* GIVEN EXERCISE *
Pick out all lines with the word "change" from the records that follow.

* SUPPLIED MATERIAL *
_ _ _ _

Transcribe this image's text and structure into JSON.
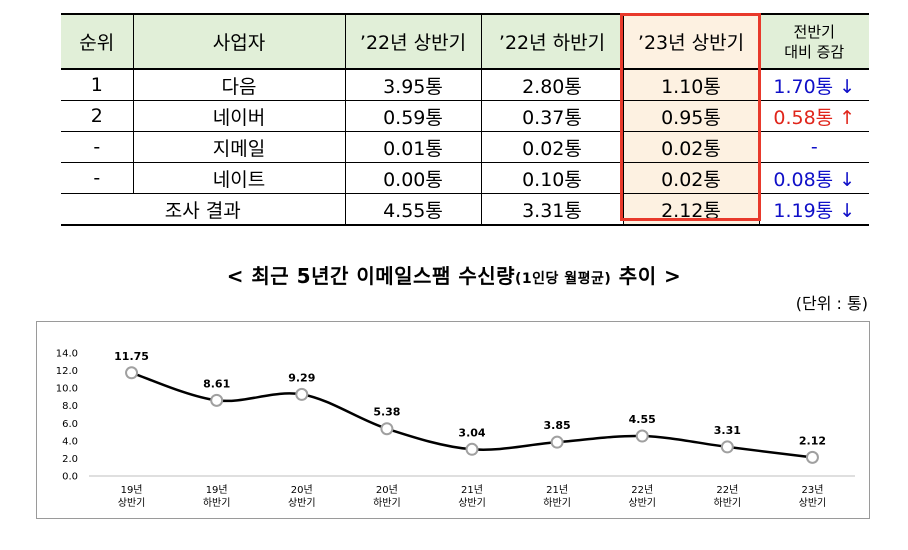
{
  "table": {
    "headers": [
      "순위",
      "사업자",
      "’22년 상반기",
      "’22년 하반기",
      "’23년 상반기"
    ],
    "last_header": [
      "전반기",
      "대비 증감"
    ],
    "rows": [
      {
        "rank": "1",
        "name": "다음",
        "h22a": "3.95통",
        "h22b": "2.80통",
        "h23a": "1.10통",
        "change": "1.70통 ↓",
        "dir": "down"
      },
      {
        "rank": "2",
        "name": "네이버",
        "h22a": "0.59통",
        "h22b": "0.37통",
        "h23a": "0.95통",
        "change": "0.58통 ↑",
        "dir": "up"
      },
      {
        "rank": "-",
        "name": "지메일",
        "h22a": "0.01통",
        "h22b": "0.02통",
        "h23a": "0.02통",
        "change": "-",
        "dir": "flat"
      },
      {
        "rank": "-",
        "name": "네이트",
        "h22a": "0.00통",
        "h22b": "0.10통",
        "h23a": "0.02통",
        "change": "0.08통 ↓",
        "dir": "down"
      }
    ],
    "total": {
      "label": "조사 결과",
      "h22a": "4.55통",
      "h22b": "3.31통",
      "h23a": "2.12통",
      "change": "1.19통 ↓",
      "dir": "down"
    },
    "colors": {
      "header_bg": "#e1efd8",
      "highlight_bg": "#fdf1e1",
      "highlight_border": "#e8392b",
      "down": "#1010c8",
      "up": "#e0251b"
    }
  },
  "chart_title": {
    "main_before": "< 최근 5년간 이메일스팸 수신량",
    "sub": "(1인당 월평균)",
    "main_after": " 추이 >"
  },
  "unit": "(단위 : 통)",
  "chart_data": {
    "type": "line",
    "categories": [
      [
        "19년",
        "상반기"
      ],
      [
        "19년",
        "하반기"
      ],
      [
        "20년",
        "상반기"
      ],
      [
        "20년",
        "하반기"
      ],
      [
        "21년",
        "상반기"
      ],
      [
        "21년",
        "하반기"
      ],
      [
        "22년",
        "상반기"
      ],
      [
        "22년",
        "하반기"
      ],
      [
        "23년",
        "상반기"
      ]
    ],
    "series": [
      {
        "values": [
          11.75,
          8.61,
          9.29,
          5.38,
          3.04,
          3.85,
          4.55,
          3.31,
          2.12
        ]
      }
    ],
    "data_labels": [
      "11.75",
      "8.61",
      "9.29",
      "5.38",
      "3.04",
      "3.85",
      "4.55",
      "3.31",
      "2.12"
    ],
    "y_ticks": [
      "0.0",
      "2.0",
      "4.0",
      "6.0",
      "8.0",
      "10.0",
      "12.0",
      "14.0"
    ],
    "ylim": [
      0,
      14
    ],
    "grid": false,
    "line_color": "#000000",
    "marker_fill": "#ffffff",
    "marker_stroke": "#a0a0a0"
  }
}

_ _ _ _

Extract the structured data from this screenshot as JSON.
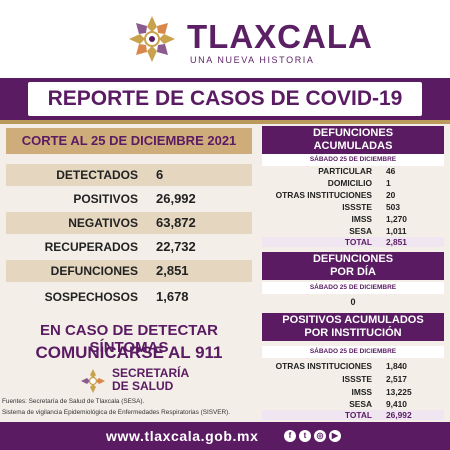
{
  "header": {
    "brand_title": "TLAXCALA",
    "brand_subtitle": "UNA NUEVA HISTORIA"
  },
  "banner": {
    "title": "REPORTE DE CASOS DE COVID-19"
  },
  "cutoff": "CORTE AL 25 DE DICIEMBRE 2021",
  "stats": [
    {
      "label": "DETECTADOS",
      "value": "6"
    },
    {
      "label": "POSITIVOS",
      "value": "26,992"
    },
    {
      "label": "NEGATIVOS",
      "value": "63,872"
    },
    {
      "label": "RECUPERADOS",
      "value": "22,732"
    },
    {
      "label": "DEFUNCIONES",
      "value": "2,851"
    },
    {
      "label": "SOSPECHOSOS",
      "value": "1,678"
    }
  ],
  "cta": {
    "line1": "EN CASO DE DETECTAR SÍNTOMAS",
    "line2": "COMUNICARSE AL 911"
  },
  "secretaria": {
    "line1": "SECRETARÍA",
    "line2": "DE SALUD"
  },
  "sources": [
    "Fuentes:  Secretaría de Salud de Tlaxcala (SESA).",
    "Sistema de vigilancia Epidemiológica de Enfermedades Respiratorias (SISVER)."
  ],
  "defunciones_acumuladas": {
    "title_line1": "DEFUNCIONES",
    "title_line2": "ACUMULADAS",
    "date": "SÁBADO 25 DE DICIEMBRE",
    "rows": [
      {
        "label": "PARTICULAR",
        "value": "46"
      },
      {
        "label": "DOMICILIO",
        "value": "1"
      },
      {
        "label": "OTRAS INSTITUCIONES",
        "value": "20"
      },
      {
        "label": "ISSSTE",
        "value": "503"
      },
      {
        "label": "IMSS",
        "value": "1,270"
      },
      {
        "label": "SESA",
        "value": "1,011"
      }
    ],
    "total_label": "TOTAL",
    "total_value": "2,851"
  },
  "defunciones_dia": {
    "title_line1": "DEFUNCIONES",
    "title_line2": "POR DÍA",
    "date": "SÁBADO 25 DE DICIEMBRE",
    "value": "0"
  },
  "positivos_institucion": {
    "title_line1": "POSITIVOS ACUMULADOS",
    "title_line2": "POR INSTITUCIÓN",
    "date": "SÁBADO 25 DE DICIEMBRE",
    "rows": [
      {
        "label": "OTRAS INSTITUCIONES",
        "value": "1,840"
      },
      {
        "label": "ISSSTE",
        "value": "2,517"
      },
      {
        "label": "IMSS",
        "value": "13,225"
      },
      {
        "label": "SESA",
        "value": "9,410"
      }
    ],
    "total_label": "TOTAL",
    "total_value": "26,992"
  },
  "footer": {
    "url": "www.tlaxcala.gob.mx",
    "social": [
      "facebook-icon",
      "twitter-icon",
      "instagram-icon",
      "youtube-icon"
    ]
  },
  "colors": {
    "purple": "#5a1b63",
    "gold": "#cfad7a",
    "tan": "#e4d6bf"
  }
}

_ _ _ _

* FULL OUTPUT *
        "change": "1.70통 ↓",
        "change": "0.58통 ↑",
        "change": "-",
        "change": "0.08통 ↓",
      "change": "1.19통 ↓",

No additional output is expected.